> [What is being asked] Reproduce each line of the material precisely.

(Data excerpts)
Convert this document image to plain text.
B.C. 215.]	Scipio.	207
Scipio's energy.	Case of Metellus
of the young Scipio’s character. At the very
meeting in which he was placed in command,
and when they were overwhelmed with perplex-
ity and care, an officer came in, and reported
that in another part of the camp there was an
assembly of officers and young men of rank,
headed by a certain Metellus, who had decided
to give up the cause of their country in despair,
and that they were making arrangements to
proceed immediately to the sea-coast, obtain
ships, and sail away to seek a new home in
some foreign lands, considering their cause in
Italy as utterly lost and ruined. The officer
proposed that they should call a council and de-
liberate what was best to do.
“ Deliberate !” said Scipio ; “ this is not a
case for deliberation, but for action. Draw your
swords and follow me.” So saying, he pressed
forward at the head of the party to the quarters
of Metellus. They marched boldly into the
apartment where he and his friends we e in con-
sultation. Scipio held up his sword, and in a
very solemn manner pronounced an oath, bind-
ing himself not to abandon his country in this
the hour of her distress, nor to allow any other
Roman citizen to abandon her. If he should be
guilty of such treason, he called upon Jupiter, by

> [Response]
Convert this document image to plain text.
B.C. 215.]	Scipio.	207
Scipio's energy.	Case of Metellus
of the young Scipio’s character. At the very
meeting in which he was placed in command,
and when they were overwhelmed with perplex-
ity and care, an officer came in, and reported
that in another part of the camp there was an
assembly of officers and young men of rank,
headed by a certain Metellus, who had decided
to give up the cause of their country in despair,
and that they were making arrangements to
proceed immediately to the sea-coast, obtain
ships, and sail away to seek a new home in
some foreign lands, considering their cause in
Italy as utterly lost and ruined. The officer
proposed that they should call a council and de-
liberate what was best to do.
“ Deliberate !” said Scipio ; “ this is not a
case for deliberation, but for action. Draw your
swords and follow me.” So saying, he pressed
forward at the head of the party to the quarters
of Metellus. They marched boldly into the
apartment where he and his friends we e in con-
sultation. Scipio held up his sword, and in a
very solemn manner pronounced an oath, bind-
ing himself not to abandon his country in this
the hour of her distress, nor to allow any other
Roman citizen to abandon her. If he should be
guilty of such treason, he called upon Jupiter, by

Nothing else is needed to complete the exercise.